───── Input

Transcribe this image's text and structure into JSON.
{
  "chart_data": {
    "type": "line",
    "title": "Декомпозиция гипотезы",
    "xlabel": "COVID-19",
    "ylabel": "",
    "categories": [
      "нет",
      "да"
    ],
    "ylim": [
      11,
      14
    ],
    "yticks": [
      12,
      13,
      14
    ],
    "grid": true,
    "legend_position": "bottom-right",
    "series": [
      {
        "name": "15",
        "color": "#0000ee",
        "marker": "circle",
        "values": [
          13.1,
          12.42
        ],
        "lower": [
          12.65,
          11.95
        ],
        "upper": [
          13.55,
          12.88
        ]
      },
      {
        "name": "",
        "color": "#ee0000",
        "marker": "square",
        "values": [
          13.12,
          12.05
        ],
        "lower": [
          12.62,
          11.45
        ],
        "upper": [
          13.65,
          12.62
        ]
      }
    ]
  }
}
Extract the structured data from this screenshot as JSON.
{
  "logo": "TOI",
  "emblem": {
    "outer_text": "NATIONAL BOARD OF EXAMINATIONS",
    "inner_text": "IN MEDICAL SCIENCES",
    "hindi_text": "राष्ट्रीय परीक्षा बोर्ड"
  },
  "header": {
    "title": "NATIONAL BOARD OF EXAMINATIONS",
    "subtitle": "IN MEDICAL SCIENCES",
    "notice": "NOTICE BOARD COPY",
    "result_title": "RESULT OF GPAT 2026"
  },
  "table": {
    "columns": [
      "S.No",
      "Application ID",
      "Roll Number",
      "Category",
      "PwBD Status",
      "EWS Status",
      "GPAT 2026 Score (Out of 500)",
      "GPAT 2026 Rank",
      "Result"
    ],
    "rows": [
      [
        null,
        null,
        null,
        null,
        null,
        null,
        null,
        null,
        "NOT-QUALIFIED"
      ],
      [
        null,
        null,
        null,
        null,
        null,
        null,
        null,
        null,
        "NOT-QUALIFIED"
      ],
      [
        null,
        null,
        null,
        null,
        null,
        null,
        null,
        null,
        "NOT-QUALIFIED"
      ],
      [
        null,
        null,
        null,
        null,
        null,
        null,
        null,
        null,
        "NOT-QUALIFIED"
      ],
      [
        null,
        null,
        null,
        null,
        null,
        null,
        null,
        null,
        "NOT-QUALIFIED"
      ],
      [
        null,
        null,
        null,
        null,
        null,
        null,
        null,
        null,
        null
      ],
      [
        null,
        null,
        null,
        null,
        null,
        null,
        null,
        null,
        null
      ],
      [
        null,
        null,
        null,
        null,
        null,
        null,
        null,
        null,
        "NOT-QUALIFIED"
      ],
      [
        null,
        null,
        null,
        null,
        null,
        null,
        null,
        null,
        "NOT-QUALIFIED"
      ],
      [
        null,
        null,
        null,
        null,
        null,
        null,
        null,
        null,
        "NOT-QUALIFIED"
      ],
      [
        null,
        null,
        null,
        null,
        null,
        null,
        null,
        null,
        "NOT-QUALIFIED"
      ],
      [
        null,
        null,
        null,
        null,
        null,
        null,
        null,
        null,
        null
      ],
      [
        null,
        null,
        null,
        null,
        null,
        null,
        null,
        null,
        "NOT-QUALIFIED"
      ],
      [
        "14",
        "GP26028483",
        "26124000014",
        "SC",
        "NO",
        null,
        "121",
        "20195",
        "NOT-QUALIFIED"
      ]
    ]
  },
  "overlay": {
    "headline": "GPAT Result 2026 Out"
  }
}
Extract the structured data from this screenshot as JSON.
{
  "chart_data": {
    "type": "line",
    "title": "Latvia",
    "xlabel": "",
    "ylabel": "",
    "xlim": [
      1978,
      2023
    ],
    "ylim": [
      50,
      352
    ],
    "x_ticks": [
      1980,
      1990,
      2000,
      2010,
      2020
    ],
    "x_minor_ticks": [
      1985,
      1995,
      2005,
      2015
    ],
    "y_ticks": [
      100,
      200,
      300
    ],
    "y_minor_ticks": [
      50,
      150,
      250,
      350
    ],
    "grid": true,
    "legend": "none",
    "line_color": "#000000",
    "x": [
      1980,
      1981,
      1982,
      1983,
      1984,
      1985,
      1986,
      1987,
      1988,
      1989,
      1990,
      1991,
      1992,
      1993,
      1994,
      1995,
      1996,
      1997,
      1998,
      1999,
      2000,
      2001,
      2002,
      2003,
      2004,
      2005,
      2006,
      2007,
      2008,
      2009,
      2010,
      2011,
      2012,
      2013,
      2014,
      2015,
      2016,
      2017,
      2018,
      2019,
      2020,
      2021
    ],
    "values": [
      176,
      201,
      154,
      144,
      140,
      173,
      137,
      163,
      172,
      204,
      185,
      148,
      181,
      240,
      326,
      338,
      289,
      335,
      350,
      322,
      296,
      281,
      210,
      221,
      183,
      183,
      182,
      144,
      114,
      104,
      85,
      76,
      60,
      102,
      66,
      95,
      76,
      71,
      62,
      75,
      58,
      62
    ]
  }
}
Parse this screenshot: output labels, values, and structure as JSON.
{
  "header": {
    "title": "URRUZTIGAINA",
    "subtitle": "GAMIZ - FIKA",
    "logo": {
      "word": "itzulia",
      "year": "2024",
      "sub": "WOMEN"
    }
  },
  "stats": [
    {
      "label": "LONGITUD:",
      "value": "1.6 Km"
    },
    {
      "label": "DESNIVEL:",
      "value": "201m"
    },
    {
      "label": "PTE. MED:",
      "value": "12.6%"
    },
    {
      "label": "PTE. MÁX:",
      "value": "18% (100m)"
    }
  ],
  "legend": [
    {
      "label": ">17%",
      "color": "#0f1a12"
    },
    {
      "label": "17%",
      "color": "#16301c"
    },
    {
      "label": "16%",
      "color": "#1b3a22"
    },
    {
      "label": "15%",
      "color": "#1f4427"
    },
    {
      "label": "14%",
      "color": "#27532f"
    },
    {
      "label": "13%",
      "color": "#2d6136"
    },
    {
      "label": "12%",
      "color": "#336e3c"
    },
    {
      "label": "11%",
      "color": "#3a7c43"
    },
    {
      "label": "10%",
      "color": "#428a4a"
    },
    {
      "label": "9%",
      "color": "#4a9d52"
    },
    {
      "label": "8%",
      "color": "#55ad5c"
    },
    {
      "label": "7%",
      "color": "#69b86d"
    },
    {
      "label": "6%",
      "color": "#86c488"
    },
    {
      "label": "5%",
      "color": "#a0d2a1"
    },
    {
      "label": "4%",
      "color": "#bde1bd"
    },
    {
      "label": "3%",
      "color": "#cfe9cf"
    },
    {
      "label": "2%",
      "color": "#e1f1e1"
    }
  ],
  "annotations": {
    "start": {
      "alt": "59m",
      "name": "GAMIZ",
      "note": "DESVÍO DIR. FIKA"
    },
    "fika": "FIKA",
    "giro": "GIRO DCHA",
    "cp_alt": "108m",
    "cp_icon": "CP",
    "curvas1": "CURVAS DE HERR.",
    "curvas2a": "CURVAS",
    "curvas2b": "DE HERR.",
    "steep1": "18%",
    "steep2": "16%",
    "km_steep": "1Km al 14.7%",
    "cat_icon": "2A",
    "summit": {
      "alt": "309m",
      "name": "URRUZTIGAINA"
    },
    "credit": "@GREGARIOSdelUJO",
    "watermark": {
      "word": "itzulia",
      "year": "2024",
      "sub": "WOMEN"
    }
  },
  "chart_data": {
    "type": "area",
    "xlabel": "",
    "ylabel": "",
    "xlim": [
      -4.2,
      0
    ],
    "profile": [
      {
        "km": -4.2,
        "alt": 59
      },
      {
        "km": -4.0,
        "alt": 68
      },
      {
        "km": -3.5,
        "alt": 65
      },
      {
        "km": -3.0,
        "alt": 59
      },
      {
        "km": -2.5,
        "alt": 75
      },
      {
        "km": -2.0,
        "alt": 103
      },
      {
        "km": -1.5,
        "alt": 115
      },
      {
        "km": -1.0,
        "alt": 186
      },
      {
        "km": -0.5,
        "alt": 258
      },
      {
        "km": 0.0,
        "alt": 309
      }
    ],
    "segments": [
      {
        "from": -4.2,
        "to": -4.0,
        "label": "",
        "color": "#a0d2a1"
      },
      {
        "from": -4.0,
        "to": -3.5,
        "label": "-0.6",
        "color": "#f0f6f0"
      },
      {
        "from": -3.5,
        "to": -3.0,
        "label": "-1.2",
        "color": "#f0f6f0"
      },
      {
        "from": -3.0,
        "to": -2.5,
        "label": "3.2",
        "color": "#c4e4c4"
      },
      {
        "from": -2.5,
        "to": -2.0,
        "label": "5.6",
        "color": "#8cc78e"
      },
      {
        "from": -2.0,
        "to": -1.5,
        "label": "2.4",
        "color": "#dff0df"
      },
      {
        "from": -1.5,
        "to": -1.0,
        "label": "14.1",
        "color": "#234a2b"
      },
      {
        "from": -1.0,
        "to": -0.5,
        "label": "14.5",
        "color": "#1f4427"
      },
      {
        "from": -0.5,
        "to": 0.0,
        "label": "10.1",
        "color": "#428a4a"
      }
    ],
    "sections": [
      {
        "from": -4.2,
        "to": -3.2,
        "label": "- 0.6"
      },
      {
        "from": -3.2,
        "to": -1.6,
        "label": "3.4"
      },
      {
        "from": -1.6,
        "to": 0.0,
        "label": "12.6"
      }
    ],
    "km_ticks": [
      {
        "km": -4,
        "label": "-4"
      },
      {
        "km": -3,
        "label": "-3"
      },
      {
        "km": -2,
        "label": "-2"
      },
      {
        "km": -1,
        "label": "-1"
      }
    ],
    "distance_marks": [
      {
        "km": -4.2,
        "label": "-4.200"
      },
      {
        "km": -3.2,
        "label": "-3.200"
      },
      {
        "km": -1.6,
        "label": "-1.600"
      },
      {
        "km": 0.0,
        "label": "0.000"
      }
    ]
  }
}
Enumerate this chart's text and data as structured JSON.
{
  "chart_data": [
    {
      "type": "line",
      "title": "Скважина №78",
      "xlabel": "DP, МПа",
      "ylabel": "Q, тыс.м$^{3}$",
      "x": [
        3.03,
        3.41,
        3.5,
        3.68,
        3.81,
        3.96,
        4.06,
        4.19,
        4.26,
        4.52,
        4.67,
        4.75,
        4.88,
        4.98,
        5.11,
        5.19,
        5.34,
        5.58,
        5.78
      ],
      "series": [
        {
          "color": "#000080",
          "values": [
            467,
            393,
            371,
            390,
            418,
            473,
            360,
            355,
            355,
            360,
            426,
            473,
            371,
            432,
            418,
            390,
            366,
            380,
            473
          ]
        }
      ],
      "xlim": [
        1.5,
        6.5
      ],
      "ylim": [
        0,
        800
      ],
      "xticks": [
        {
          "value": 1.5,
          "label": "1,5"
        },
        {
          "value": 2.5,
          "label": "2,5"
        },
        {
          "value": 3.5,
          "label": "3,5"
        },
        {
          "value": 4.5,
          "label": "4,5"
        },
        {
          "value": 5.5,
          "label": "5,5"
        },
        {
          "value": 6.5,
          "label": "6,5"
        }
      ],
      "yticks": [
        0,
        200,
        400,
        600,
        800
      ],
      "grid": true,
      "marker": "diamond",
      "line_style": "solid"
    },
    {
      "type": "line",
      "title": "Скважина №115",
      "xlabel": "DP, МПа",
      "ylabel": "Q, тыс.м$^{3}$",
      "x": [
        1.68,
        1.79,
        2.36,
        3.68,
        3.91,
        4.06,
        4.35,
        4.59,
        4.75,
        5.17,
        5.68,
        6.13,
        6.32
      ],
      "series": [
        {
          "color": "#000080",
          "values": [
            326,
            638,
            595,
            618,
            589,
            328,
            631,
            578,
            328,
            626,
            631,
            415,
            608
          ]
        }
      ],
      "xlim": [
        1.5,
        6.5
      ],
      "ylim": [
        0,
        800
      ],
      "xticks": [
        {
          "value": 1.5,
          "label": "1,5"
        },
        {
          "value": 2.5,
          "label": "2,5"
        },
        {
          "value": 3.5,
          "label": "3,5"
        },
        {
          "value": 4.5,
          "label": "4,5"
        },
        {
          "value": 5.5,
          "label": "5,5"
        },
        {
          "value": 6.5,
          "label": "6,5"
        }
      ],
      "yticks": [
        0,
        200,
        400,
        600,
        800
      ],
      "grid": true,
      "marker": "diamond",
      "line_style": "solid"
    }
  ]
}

──────────

• **What to do**
Select all lines with the word "MEDICAL" from the entries above.

• **Exercise response**
    "inner_text": "IN MEDICAL SCIENCES",
    "subtitle": "IN MEDICAL SCIENCES",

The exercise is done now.